- Stated task:
Scan the records below for the word "приложении" and give only the number of lines that hold it.

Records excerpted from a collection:
::::

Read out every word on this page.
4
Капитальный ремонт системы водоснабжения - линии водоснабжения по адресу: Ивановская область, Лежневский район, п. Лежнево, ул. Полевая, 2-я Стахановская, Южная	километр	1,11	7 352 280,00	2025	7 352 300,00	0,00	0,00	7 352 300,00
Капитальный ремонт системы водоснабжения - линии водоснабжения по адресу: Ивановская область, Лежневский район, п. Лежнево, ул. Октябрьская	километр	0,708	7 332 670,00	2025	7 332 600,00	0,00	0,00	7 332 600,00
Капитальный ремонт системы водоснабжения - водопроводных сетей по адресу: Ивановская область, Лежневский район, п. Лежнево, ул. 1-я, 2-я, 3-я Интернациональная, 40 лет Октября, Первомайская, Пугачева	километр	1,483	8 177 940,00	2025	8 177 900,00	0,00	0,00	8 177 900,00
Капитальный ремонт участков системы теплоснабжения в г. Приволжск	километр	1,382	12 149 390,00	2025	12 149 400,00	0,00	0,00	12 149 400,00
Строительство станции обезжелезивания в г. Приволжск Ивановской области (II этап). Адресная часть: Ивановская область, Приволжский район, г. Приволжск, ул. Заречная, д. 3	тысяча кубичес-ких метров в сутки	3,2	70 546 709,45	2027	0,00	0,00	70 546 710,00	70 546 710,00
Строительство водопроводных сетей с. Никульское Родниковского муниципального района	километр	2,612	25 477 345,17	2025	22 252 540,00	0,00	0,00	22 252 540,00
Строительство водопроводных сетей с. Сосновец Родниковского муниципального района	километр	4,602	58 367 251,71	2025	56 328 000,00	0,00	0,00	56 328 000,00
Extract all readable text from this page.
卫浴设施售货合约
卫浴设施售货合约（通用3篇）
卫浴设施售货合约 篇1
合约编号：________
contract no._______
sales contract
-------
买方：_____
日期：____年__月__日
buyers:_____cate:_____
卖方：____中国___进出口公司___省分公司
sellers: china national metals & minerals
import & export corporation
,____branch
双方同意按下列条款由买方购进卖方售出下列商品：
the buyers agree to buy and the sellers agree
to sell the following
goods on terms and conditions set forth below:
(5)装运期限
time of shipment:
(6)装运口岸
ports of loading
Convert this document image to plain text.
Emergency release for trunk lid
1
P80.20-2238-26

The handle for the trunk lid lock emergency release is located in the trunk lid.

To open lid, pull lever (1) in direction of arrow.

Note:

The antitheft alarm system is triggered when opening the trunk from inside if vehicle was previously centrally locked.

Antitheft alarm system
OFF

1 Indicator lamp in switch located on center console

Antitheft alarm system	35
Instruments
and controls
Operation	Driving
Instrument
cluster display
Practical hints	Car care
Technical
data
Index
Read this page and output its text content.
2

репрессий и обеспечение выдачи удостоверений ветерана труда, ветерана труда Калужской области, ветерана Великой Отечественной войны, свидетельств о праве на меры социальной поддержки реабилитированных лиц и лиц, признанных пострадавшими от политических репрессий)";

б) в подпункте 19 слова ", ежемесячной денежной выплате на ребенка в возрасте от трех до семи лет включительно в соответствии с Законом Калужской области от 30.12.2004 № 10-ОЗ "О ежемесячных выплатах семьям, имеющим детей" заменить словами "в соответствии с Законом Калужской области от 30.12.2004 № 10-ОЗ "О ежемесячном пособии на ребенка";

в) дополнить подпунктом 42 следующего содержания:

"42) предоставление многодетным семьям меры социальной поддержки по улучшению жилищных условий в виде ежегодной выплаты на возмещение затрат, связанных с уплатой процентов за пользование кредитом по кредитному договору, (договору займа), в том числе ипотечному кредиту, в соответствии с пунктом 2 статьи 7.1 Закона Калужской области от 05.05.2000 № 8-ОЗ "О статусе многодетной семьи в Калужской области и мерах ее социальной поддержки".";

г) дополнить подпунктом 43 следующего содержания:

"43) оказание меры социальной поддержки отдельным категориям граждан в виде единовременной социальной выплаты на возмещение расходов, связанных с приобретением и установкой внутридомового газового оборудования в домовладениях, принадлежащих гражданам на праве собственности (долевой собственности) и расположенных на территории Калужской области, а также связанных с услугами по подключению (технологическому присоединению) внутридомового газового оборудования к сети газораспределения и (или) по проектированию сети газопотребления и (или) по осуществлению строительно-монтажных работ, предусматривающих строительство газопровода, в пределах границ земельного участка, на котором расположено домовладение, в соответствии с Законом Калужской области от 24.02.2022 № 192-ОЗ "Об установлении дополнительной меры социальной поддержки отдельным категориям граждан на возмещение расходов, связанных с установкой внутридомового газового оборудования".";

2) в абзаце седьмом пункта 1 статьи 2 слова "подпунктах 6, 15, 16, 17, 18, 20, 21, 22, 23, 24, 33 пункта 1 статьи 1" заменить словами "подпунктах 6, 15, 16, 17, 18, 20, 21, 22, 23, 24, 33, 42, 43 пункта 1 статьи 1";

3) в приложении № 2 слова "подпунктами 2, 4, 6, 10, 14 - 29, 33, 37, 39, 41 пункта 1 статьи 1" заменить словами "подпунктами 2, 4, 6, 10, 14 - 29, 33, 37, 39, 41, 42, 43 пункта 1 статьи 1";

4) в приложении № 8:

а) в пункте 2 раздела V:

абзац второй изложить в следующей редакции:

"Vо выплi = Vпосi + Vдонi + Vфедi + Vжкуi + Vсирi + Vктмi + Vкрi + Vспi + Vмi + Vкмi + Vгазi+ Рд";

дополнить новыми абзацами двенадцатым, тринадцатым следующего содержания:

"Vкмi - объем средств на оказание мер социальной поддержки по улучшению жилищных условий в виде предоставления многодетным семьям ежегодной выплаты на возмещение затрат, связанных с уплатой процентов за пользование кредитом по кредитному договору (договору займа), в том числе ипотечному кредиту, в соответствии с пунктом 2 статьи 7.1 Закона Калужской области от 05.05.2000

::::

- Response:
2